Copy the listing from its first line through the line containing "1013, 576, 1109]", swapping "gantt-cell" for "schedule-cell" and leaving everything else unchanged.
═══ Dataset ═══
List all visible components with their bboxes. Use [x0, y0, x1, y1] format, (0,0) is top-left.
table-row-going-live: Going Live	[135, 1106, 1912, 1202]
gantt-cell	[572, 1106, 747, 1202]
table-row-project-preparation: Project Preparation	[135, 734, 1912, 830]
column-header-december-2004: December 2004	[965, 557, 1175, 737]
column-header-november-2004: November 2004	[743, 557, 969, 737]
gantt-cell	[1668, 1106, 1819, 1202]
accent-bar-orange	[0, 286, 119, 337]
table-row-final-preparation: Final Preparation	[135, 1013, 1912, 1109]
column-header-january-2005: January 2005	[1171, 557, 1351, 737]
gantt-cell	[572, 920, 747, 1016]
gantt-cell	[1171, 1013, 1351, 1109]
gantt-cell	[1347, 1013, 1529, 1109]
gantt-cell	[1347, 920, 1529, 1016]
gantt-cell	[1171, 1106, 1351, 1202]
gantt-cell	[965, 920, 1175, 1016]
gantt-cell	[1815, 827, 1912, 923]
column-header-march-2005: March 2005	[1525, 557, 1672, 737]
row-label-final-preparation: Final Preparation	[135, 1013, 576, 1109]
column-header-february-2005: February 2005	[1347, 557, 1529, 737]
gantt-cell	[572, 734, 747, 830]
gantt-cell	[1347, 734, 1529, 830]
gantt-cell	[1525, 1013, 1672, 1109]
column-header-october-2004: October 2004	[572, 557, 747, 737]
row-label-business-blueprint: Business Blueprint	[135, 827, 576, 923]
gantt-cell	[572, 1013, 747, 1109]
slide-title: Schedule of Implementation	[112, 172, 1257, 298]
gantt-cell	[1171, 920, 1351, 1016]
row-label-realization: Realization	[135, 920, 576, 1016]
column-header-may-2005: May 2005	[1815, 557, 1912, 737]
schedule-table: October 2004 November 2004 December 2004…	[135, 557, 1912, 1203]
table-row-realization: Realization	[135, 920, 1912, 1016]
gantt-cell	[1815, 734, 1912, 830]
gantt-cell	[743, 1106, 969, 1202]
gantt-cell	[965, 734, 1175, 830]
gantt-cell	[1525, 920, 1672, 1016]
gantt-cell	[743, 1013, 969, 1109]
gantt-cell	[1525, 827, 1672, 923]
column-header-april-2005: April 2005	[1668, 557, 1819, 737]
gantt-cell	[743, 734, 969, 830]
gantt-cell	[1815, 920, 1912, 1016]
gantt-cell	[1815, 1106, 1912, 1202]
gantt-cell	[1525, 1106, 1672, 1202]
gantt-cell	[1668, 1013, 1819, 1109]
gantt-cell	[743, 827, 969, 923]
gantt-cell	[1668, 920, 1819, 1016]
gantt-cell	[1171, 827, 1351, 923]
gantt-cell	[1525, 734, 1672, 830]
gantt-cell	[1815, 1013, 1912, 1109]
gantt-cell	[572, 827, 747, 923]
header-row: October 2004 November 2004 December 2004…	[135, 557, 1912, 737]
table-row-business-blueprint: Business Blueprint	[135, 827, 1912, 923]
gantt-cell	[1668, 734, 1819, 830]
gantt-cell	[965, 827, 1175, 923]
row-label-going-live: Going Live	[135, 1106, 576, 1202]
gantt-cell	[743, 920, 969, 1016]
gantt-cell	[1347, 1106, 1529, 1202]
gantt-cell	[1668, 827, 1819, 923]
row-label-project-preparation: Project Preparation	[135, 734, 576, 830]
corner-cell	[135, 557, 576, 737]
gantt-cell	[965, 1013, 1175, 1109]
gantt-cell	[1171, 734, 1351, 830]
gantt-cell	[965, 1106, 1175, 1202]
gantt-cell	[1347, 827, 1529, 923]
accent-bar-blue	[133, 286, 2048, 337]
═══
### [Task answer]
List all visible components with their bboxes. Use [x0, y0, x1, y1] format, (0,0) is top-left.
table-row-going-live: Going Live	[135, 1106, 1912, 1202]
schedule-cell	[572, 1106, 747, 1202]
table-row-project-preparation: Project Preparation	[135, 734, 1912, 830]
column-header-december-2004: December 2004	[965, 557, 1175, 737]
column-header-november-2004: November 2004	[743, 557, 969, 737]
schedule-cell	[1668, 1106, 1819, 1202]
accent-bar-orange	[0, 286, 119, 337]
table-row-final-preparation: Final Preparation	[135, 1013, 1912, 1109]
column-header-january-2005: January 2005	[1171, 557, 1351, 737]
schedule-cell	[572, 920, 747, 1016]
schedule-cell	[1171, 1013, 1351, 1109]
schedule-cell	[1347, 1013, 1529, 1109]
schedule-cell	[1347, 920, 1529, 1016]
schedule-cell	[1171, 1106, 1351, 1202]
schedule-cell	[965, 920, 1175, 1016]
schedule-cell	[1815, 827, 1912, 923]
column-header-march-2005: March 2005	[1525, 557, 1672, 737]
row-label-final-preparation: Final Preparation	[135, 1013, 576, 1109]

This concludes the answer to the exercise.